╭──

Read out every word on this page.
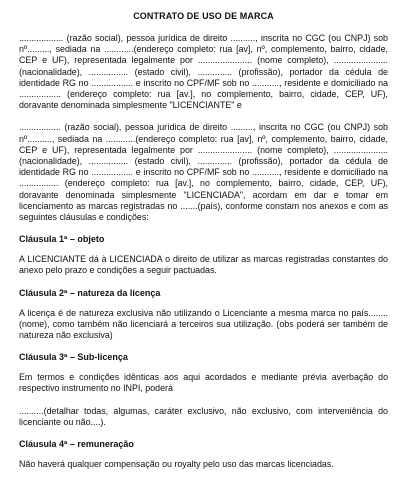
CONTRATO DE USO DE MARCA

.................. (razão social), pessoa jurídica de direito .........., inscrita no CGC (ou CNPJ) sob nº........., sediada na ............(endereço completo: rua [av], nº, complemento, bairro, cidade, CEP e UF), representada legalmente por ...................... (nome completo), ...................... (nacionalidade), ................ (estado civil), .............. (profissão), portador da cédula de identidade RG no ................. e inscrito no CPF/MF sob no ..........., residente e domiciliado na ................. (endereço completo: rua [av.], no complemento, bairro, cidade, CEP, UF), doravante denominada simplesmente "LICENCIANTE" e

................. (razão social), pessoa jurídica de direito ........., inscrita no CGC (ou CNPJ) sob nº.........., sediada na ............(endereço completo: rua [av], nº, complemento, bairro, cidade, CEP e UF), representada legalmente por ...................... (nome completo), ...................... (nacionalidade), ................ (estado civil), .............. (profissão), portador da cédula de identidade RG no ................. e inscrito no CPF/MF sob no ..........., residente e domiciliado na ................ (endereço completo: rua [av.], no complemento, bairro, cidade, CEP, UF), doravante denominada simplesmente "LICENCIADA", acordam em dar e tomar em licenciamento as marcas registradas no .......(país), conforme constam nos anexos e com as seguintes cláusulas e condições:

Cláusula 1ª – objeto

A LICENCIANTE dá à LICENCIADA o direito de utilizar as marcas registradas constantes do anexo pelo prazo e condições a seguir pactuadas.

Cláusula 2ª – natureza da licença

A licença é de natureza exclusiva não utilizando o Licenciante a mesma marca no país........(nome), como também não licenciará a terceiros sua utilização. (obs poderá ser também de natureza não exclusiva)

Cláusula 3ª – Sub-licença

Em termos e condições idênticas aos aqui acordados e mediante prévia averbação do respectivo instrumento no INPI, poderá

..........(detalhar todas, algumas, caráter exclusivo, não exclusivo, com interveniência do licenciante ou não....).

Cláusula 4ª – remuneração

Não haverá qualquer compensação ou royalty pelo uso das marcas licenciadas.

╰──

| Exercise details |
Go through the listing above and locate each line that holds the word "poderá". Copy those lines.

| Answer to this problem |
A licença é de natureza exclusiva não utilizando o Licenciante a mesma marca no país........(nome), como também não licenciará a terceiros sua utilização. (obs poderá ser também de natureza não exclusiva)
Em termos e condições idênticas aos aqui acordados e mediante prévia averbação do respectivo instrumento no INPI, poderá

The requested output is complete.